- _DESCRIPTION OF THE TASK_: Narrow the data below down to the lines containing "footer".

- _GIVEN RECORDS_:
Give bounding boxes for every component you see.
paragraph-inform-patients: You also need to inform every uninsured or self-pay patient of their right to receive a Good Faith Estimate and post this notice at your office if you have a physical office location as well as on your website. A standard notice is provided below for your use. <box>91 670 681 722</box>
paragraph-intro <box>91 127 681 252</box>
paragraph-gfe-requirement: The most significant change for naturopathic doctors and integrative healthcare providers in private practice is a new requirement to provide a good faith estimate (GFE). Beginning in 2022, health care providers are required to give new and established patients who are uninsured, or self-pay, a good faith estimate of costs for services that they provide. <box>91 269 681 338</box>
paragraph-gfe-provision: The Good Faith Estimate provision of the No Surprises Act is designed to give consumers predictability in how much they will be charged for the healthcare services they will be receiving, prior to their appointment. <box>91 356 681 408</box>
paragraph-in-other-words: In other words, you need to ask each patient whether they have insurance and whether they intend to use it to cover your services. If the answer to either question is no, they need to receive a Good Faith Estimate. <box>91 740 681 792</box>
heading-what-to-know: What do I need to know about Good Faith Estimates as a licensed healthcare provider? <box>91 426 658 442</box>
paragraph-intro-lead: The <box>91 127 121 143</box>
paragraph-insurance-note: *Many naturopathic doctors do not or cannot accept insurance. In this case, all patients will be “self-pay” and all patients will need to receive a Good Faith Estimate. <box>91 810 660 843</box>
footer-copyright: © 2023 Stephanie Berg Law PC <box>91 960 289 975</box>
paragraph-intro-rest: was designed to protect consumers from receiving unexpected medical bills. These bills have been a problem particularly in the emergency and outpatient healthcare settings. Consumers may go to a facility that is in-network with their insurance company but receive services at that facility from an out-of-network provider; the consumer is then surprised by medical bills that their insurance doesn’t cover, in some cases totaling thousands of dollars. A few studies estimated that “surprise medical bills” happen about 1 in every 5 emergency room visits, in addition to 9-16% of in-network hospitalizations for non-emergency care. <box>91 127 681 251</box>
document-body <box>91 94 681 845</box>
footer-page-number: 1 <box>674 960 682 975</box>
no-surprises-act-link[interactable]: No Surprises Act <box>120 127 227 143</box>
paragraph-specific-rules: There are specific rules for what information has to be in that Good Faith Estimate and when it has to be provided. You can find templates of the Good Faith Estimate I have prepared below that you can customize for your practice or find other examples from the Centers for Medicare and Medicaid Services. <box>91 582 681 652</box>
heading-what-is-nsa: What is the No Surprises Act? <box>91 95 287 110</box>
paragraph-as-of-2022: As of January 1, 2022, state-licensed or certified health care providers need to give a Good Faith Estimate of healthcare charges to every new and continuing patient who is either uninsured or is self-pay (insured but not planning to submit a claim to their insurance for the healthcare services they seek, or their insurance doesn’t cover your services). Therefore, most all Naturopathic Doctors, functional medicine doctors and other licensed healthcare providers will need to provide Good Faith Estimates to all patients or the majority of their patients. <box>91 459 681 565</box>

- _ANSWER SPACE_:
footer-copyright: © 2023 Stephanie Berg Law PC <box>91 960 289 975</box>
footer-page-number: 1 <box>674 960 682 975</box>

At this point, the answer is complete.